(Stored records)

###

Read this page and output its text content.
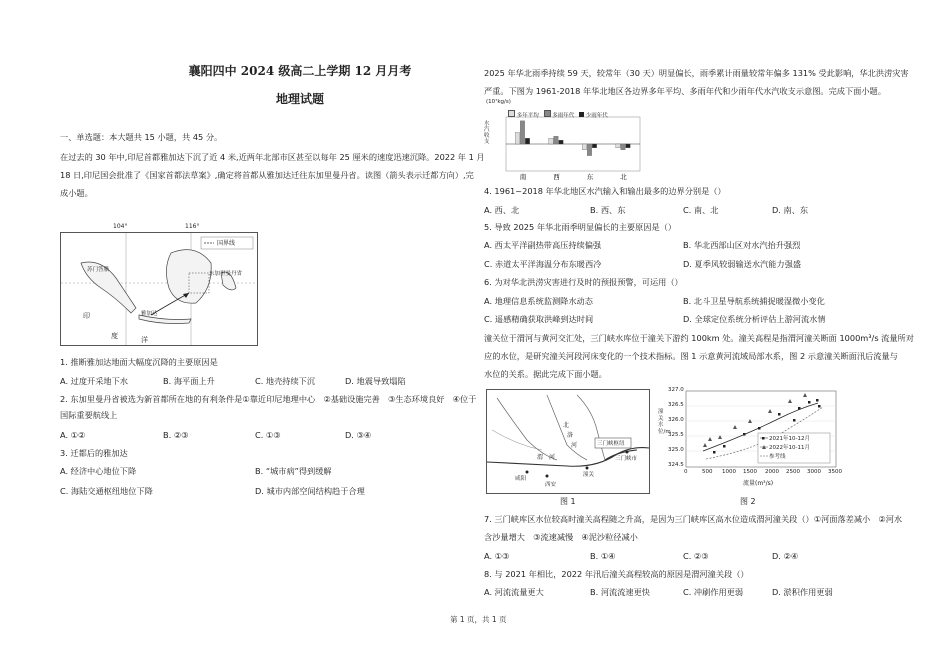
襄阳四中 2024 级高二上学期 12 月月考
地理试题
一、单选题：本大题共 15 小题，共 45 分。
在过去的 30 年中,印尼首都雅加达下沉了近 4 米,近两年北部市区甚至以每年 25 厘米的速度迅速沉降。2022 年 1 月
18 日,印尼国会批准了《国家首都法草案》,确定将首都从雅加达迁往东加里曼丹省。读图（箭头表示迁都方向）,完
成小题。
104°	116°
国界线
苏门答腊
东加里曼丹省
雅加达
印
度	洋
1. 推断雅加达地面大幅度沉降的主要原因是
A. 过度开采地下水	B. 海平面上升	C. 地壳持续下沉	D. 地震导致塌陷
2. 东加里曼丹省被选为新首都所在地的有利条件是①靠近印尼地理中心　②基础设施完善　③生态环境良好　④位于
国际重要航线上
A. ①②	B. ②③	C. ①③	D. ③④
3. 迁都后的雅加达
A. 经济中心地位下降	B. “城市病”得到缓解
C. 海陆交通枢纽地位下降	D. 城市内部空间结构趋于合理
2025 年华北雨季持续 59 天，较常年（30 天）明显偏长，雨季累计雨量较常年偏多 131% 受此影响，华北洪涝灾害
严重。下图为 1961-2018 年华北地区各边界多年平均、多雨年代和少雨年代水汽收支示意图。完成下面小题。
(10⁷kg/s)
水汽收支
南	西	东	北
多年平均 多雨年代 少雨年代
4. 1961~2018 年华北地区水汽输入和输出最多的边界分别是（）
A. 西、北	B. 西、东	C. 南、北	D. 南、东
5. 导致 2025 年华北雨季明显偏长的主要原因是（）
A. 西太平洋副热带高压持续偏强	B. 华北西部山区对水汽抬升强烈
C. 赤道太平洋海温分布东暖西冷	D. 夏季风较弱输送水汽能力强盛
6. 为对华北洪涝灾害进行及时的预报预警，可运用（）
A. 地理信息系统监测降水动态	B. 北斗卫星导航系统捕捉暖湿微小变化
C. 遥感精确获取洪峰到达时间	D. 全球定位系统分析评估上游河流水情
潼关位于渭河与黄河交汇处，三门峡水库位于潼关下游约 100km 处。潼关高程是指渭河潼关断面 1000m³/s 流量所对
应的水位，是研究潼关河段河床变化的一个技术指标。图 1 示意黄河流域局部水系，图 2 示意潼关断面汛后流量与
水位的关系。据此完成下面小题。
三门峡枢纽
咸阳
西安
潼关
三门峡市
渭 河
北
洛
河
图 1
潼关水位/m
327.0
326.5
326.0
325.5
325.0
324.5
0	500 1000 1500 2000 2500 3000 3500
流量(m³/s)
2021年10-12月
2022年10-11月
参考线
图 2
7. 三门峡库区水位较高时潼关高程随之升高，是因为三门峡库区高水位造成渭河潼关段（）①河面落差减小　②河水
含沙量增大　③流速减慢　④泥沙粒径减小
A. ①③	B. ①④	C. ②③	D. ②④
8. 与 2021 年相比，2022 年汛后潼关高程较高的原因是渭河潼关段（）
A. 河流流量更大	B. 河流流速更快	C. 冲刷作用更弱	D. 淤积作用更弱
第 1 页，共 1 页
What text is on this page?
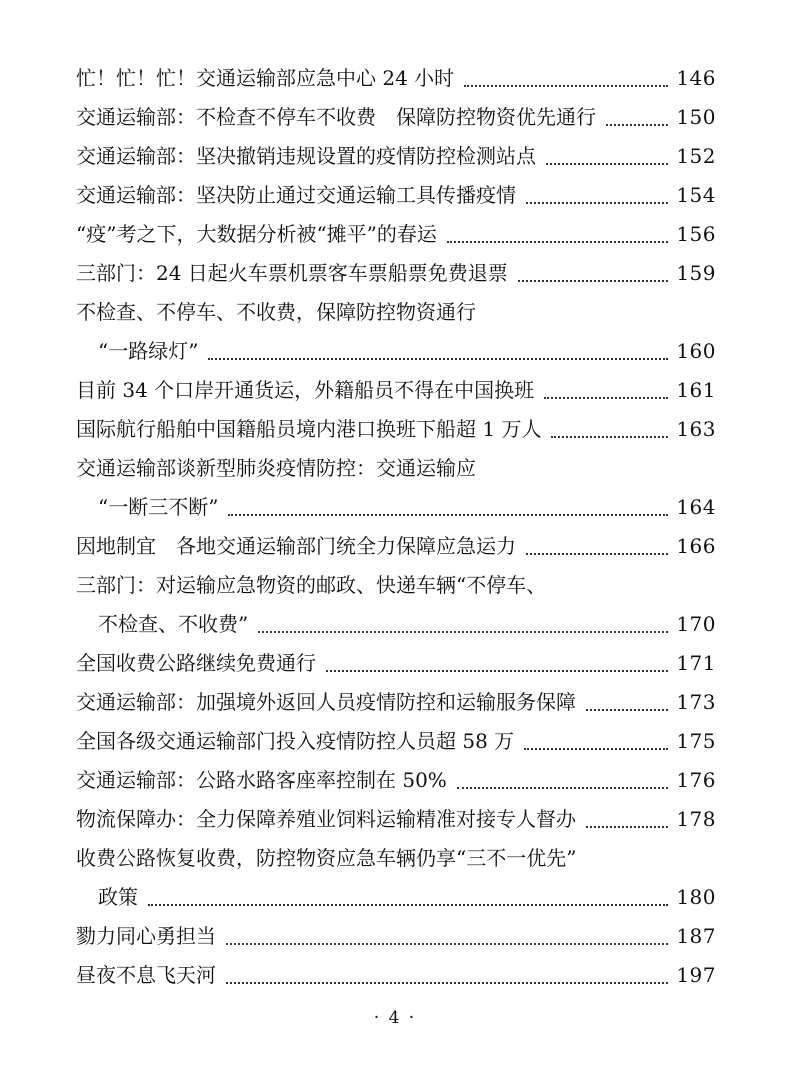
忙！忙！忙！交通运输部应急中心 24 小时	146
交通运输部：不检查不停车不收费　保障防控物资优先通行	150
交通运输部：坚决撤销违规设置的疫情防控检测站点	152
交通运输部：坚决防止通过交通运输工具传播疫情	154
“疫”考之下，大数据分析被“摊平”的春运	156
三部门：24 日起火车票机票客车票船票免费退票	159
不检查、不停车、不收费，保障防控物资通行
“一路绿灯”	160
目前 34 个口岸开通货运，外籍船员不得在中国换班	161
国际航行船舶中国籍船员境内港口换班下船超 1 万人	163
交通运输部谈新型肺炎疫情防控：交通运输应
“一断三不断”	164
因地制宜　各地交通运输部门统全力保障应急运力	166
三部门：对运输应急物资的邮政、快递车辆“不停车、
不检查、不收费”	170
全国收费公路继续免费通行	171
交通运输部：加强境外返回人员疫情防控和运输服务保障	173
全国各级交通运输部门投入疫情防控人员超 58 万	175
交通运输部：公路水路客座率控制在 50%	176
物流保障办：全力保障养殖业饲料运输精准对接专人督办	178
收费公路恢复收费，防控物资应急车辆仍享“三不一优先”
政策	180
勠力同心勇担当	187
昼夜不息飞天河	197
· 4 ·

###

> _WORK TO COMPLETE_
Go over the data above and copy every line that has the word "text" in it.

> _TASK RESULT_
Read this page and output its text content.
What text is on this page?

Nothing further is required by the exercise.